[Data extracted from a collection]
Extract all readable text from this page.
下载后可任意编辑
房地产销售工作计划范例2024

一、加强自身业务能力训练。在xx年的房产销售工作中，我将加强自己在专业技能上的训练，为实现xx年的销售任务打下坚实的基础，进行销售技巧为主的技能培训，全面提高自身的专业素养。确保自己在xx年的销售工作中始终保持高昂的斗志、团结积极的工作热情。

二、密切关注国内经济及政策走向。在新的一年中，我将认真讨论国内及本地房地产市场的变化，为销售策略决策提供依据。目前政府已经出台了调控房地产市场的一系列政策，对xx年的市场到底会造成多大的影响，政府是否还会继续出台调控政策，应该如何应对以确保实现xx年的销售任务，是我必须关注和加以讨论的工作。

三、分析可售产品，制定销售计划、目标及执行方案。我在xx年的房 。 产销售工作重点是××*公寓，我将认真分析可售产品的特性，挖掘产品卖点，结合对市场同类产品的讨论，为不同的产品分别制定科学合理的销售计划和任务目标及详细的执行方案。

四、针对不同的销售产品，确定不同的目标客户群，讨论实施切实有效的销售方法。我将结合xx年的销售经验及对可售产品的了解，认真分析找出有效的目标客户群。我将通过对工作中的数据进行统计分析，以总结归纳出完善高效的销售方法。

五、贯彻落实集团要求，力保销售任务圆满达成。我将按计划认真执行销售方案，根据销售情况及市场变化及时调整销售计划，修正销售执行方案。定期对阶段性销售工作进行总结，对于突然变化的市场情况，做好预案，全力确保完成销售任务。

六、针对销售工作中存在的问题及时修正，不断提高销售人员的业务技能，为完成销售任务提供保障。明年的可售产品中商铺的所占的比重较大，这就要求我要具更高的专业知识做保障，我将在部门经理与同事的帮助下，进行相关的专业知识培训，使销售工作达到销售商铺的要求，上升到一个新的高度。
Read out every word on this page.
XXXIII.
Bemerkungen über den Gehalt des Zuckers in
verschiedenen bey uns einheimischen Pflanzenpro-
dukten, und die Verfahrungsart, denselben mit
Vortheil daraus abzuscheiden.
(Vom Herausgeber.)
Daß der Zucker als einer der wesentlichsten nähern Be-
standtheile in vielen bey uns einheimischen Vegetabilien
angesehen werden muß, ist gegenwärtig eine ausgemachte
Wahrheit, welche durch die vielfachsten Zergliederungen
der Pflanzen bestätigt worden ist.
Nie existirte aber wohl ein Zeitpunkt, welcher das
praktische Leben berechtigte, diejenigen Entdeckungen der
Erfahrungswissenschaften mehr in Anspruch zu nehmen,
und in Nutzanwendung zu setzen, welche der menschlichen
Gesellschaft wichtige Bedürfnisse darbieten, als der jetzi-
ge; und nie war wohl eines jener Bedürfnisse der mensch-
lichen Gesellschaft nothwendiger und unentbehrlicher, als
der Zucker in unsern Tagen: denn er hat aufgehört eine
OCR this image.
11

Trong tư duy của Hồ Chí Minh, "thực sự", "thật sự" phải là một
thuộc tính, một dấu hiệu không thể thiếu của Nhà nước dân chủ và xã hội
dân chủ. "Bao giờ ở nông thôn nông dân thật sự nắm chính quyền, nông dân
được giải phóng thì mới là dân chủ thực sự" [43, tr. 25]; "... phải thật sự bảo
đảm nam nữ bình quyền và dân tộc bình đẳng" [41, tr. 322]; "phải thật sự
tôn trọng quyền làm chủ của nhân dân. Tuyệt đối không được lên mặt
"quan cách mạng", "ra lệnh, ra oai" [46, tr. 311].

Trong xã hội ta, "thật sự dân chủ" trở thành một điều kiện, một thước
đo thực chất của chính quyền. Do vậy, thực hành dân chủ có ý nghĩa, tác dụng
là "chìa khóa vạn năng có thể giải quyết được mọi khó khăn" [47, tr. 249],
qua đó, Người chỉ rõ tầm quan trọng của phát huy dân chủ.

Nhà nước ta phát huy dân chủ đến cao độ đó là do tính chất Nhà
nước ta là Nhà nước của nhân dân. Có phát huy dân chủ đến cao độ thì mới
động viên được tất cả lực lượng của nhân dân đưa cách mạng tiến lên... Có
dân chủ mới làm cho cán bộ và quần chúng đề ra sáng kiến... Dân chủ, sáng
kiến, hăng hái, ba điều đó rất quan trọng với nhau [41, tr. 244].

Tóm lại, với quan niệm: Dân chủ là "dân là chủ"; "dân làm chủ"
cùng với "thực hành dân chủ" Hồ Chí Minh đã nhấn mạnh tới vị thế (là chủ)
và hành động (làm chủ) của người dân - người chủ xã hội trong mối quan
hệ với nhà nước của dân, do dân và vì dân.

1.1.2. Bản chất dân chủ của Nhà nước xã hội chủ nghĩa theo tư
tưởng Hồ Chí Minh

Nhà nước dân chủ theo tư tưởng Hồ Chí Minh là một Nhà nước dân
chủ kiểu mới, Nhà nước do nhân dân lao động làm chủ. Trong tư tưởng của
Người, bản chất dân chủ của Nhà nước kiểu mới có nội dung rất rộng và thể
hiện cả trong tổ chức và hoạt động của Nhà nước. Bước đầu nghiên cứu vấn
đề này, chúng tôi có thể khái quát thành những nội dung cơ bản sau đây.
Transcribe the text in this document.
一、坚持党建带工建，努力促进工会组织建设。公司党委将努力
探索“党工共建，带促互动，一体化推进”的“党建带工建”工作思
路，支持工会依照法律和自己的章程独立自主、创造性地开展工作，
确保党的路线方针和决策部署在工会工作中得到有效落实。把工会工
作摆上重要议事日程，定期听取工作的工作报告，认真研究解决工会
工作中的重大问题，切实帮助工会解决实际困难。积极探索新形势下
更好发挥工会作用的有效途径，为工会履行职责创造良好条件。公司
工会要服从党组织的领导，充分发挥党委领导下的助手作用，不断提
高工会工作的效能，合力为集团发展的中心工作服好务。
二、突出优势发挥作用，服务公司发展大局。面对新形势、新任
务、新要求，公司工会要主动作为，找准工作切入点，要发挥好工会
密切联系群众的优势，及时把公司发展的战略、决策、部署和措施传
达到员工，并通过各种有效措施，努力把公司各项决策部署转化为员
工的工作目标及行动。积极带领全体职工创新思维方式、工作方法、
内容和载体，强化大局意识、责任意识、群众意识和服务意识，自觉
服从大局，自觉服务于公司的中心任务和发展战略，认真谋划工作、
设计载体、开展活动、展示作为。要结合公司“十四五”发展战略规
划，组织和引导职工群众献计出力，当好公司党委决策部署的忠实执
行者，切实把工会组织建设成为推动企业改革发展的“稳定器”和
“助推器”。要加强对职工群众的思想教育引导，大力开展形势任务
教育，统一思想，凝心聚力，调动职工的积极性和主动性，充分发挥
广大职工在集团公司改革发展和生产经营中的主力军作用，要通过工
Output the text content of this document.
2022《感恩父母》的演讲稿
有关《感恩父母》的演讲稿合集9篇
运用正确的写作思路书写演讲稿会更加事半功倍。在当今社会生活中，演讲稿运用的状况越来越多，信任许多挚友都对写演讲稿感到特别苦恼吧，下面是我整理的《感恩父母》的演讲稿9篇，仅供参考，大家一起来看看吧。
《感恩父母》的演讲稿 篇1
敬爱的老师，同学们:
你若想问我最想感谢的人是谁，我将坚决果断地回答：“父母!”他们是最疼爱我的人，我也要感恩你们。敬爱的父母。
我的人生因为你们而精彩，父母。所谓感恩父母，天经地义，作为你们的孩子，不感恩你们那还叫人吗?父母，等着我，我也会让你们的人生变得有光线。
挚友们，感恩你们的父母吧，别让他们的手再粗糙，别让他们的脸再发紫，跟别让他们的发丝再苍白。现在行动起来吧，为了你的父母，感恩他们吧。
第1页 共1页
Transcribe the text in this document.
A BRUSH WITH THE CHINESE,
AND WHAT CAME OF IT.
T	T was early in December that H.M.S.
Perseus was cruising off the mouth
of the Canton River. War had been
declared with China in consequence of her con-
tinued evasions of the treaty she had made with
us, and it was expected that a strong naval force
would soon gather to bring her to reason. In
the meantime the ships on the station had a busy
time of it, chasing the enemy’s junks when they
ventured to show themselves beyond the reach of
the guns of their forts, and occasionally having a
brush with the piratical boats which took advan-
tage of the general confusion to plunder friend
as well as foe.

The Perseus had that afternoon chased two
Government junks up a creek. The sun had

(Stated problem):
Collect each line holding the string "theo".

(Exercise output):
1.1.2. Bản chất dân chủ của Nhà nước xã hội chủ nghĩa theo tư
Nhà nước dân chủ theo tư tưởng Hồ Chí Minh là một Nhà nước dân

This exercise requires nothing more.